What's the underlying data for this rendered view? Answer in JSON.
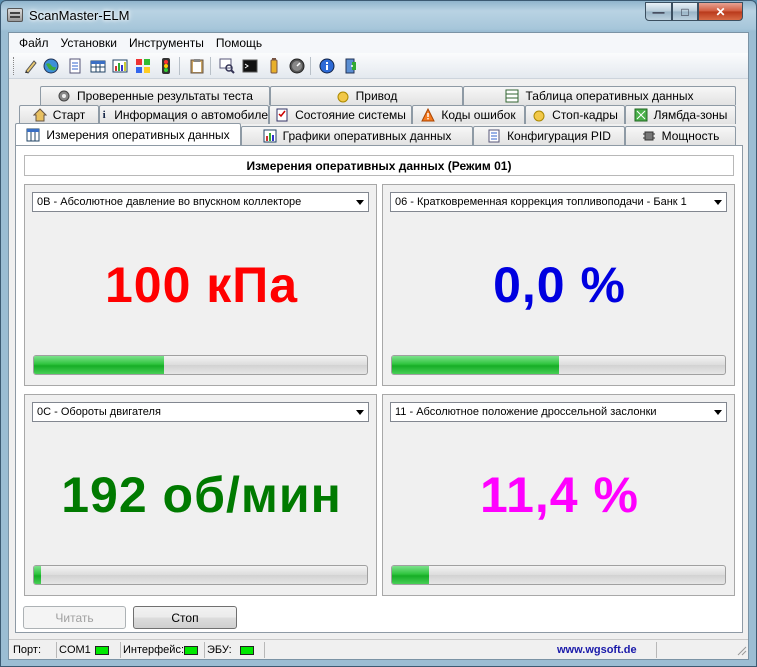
{
  "window": {
    "title": "ScanMaster-ELM"
  },
  "menu": [
    "Файл",
    "Установки",
    "Инструменты",
    "Помощь"
  ],
  "toolbar_icons": [
    "pen-icon",
    "globe-icon",
    "document-icon",
    "table-icon",
    "chart-icon",
    "windows-flag-icon",
    "traffic-light-icon",
    "clipboard-icon",
    "inspect-icon",
    "terminal-icon",
    "battery-icon",
    "gauge-icon",
    "info-icon",
    "exit-door-icon"
  ],
  "tabs": {
    "row1": [
      "Проверенные результаты теста",
      "Привод",
      "Таблица оперативных данных"
    ],
    "row2": [
      "Старт",
      "Информация о автомобиле",
      "Состояние системы",
      "Коды ошибок",
      "Стоп-кадры",
      "Лямбда-зоны"
    ],
    "row3": [
      "Измерения оперативных данных",
      "Графики оперативных данных",
      "Конфигурация PID",
      "Мощность"
    ]
  },
  "panel": {
    "title": "Измерения оперативных данных (Режим 01)"
  },
  "gauges": [
    {
      "pid": "0B - Абсолютное давление во впускном коллекторе",
      "value": "100 кПа",
      "color": "#ff0000",
      "fill": 0.39
    },
    {
      "pid": "06 - Кратковременная коррекция топливоподачи - Банк 1",
      "value": "0,0 %",
      "color": "#0000e0",
      "fill": 0.5
    },
    {
      "pid": "0C - Обороты двигателя",
      "value": "192 об/мин",
      "color": "#007a00",
      "fill": 0.02
    },
    {
      "pid": "11 - Абсолютное положение дроссельной заслонки",
      "value": "11,4 %",
      "color": "#ff00ff",
      "fill": 0.11
    }
  ],
  "buttons": {
    "read": "Читать",
    "stop": "Стоп"
  },
  "status": {
    "port_label": "Порт:",
    "port_value": "COM1",
    "interface_label": "Интерфейс:",
    "ecu_label": "ЭБУ:",
    "website": "www.wgsoft.de",
    "led_color": "#00e800"
  }
}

:::::

■ Short problem ■
Retype all of the entries exactly as written, leaving out any images.

■ Solution ■
What's the underlying data for this rendered view? Answer in JSON.
{
  "window": {
    "title": "ScanMaster-ELM"
  },
  "menu": [
    "Файл",
    "Установки",
    "Инструменты",
    "Помощь"
  ],
  "toolbar_icons": [
    "pen-icon",
    "globe-icon",
    "document-icon",
    "table-icon",
    "chart-icon",
    "windows-flag-icon",
    "traffic-light-icon",
    "clipboard-icon",
    "inspect-icon",
    "terminal-icon",
    "battery-icon",
    "gauge-icon",
    "info-icon",
    "exit-door-icon"
  ],
  "tabs": {
    "row1": [
      "Проверенные результаты теста",
      "Привод",
      "Таблица оперативных данных"
    ],
    "row2": [
      "Старт",
      "Информация о автомобиле",
      "Состояние системы",
      "Коды ошибок",
      "Стоп-кадры",
      "Лямбда-зоны"
    ],
    "row3": [
      "Измерения оперативных данных",
      "Графики оперативных данных",
      "Конфигурация PID",
      "Мощность"
    ]
  },
  "panel": {
    "title": "Измерения оперативных данных (Режим 01)"
  },
  "gauges": [
    {
      "pid": "0B - Абсолютное давление во впускном коллекторе",
      "value": "100 кПа",
      "color": "#ff0000",
      "fill": 0.39
    },
    {
      "pid": "06 - Кратковременная коррекция топливоподачи - Банк 1",
      "value": "0,0 %",
      "color": "#0000e0",
      "fill": 0.5
    },
    {
      "pid": "0C - Обороты двигателя",
      "value": "192 об/мин",
      "color": "#007a00",
      "fill": 0.02
    },
    {
      "pid": "11 - Абсолютное положение дроссельной заслонки",
      "value": "11,4 %",
      "color": "#ff00ff",
      "fill": 0.11
    }
  ],
  "buttons": {
    "read": "Читать",
    "stop": "Стоп"
  },
  "status": {
    "port_label": "Порт:",
    "port_value": "COM1",
    "interface_label": "Интерфейс:",
    "ecu_label": "ЭБУ:",
    "website": "www.wgsoft.de",
    "led_color": "#00e800"
  }
}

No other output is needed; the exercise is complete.